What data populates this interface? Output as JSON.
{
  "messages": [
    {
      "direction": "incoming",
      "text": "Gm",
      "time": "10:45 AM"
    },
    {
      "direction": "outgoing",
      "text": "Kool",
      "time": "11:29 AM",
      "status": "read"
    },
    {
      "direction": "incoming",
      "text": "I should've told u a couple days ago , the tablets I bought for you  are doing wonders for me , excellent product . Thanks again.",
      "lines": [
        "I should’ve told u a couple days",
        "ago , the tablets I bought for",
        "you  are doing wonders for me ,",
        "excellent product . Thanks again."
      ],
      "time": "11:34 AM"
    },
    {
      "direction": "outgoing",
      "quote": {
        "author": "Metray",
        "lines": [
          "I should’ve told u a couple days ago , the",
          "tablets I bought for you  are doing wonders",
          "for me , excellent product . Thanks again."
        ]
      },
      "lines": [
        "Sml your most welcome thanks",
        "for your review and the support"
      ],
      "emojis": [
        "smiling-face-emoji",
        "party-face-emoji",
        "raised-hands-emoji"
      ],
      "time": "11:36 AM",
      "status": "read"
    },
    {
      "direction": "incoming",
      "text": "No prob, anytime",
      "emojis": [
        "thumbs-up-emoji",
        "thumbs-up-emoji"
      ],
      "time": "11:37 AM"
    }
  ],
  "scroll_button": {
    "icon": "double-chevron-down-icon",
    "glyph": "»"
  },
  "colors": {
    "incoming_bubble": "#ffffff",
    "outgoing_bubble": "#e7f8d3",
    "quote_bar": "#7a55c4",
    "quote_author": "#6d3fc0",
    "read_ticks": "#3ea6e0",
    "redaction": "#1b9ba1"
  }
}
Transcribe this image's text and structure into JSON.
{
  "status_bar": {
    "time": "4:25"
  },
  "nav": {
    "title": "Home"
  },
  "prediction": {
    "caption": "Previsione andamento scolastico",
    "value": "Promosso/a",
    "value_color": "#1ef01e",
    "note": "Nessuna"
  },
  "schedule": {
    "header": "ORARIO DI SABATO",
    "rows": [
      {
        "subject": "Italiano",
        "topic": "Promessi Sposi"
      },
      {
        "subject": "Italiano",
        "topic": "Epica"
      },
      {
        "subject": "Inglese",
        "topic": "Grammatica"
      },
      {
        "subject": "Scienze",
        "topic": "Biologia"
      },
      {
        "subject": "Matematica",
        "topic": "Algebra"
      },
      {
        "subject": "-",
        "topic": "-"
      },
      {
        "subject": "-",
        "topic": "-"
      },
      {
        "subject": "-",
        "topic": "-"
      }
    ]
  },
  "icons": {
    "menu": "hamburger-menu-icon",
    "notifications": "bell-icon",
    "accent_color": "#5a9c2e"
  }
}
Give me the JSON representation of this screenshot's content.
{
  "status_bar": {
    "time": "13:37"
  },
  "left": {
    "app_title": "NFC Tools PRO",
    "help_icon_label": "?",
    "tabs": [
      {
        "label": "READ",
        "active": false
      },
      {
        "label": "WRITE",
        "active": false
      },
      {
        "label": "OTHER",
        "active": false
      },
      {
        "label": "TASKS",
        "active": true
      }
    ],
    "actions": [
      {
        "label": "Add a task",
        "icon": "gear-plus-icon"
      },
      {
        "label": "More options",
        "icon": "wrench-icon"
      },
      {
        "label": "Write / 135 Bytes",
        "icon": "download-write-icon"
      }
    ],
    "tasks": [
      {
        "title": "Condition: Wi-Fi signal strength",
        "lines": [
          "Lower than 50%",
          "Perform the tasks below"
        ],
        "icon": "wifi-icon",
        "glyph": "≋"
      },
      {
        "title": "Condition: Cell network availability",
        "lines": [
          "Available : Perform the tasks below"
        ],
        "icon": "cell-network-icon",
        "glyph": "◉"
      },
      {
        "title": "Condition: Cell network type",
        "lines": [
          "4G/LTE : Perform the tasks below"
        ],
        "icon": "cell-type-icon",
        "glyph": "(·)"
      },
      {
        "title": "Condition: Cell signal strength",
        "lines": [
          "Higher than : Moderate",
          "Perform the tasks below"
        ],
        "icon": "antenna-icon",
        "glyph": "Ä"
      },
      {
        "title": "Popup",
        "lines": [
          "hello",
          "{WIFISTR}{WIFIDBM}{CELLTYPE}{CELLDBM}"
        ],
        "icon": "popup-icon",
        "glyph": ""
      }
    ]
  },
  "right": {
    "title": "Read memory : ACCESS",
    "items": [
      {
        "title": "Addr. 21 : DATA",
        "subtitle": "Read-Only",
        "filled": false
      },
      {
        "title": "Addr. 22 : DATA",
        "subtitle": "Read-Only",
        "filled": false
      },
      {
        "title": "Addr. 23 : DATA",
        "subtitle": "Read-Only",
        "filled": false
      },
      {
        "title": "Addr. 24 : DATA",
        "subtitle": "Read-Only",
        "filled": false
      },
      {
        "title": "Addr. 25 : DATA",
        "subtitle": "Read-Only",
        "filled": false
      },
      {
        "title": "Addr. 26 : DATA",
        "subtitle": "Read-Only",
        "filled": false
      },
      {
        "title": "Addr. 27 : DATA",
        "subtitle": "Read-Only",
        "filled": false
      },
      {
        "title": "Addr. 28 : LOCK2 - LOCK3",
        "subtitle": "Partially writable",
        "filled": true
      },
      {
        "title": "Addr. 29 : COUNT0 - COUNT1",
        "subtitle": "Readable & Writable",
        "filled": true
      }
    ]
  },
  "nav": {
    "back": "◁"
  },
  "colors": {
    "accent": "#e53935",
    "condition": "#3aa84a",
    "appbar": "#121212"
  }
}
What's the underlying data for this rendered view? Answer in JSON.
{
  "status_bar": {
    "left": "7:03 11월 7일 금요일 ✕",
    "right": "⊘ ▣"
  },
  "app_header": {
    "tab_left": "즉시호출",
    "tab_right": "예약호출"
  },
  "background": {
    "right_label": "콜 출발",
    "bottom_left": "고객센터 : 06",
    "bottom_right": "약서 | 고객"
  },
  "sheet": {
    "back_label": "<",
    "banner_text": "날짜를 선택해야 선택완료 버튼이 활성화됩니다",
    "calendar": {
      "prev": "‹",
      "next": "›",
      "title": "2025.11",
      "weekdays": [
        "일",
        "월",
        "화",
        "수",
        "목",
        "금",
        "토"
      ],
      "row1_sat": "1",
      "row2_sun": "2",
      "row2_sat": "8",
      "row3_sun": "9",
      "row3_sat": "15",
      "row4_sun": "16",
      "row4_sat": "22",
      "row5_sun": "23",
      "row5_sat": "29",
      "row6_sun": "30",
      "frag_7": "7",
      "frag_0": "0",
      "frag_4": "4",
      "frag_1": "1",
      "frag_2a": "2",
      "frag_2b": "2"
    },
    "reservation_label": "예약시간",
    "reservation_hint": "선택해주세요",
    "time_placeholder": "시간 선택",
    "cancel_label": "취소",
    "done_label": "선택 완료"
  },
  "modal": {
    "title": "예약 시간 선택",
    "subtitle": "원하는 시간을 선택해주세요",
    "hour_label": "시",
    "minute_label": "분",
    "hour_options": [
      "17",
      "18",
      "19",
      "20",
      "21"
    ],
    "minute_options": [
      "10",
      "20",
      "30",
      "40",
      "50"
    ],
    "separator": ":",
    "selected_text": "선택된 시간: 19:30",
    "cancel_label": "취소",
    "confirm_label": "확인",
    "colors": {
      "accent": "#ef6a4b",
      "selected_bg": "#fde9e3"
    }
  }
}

· · ·

Copy, from the material above, each line in which the string "told" occurs.

      "text": "I should've told u a couple days ago , the tablets I bought for you  are doing wonders for me , excellent product . Thanks again.",
        "I should’ve told u a couple days",
          "I should’ve told u a couple days ago , the",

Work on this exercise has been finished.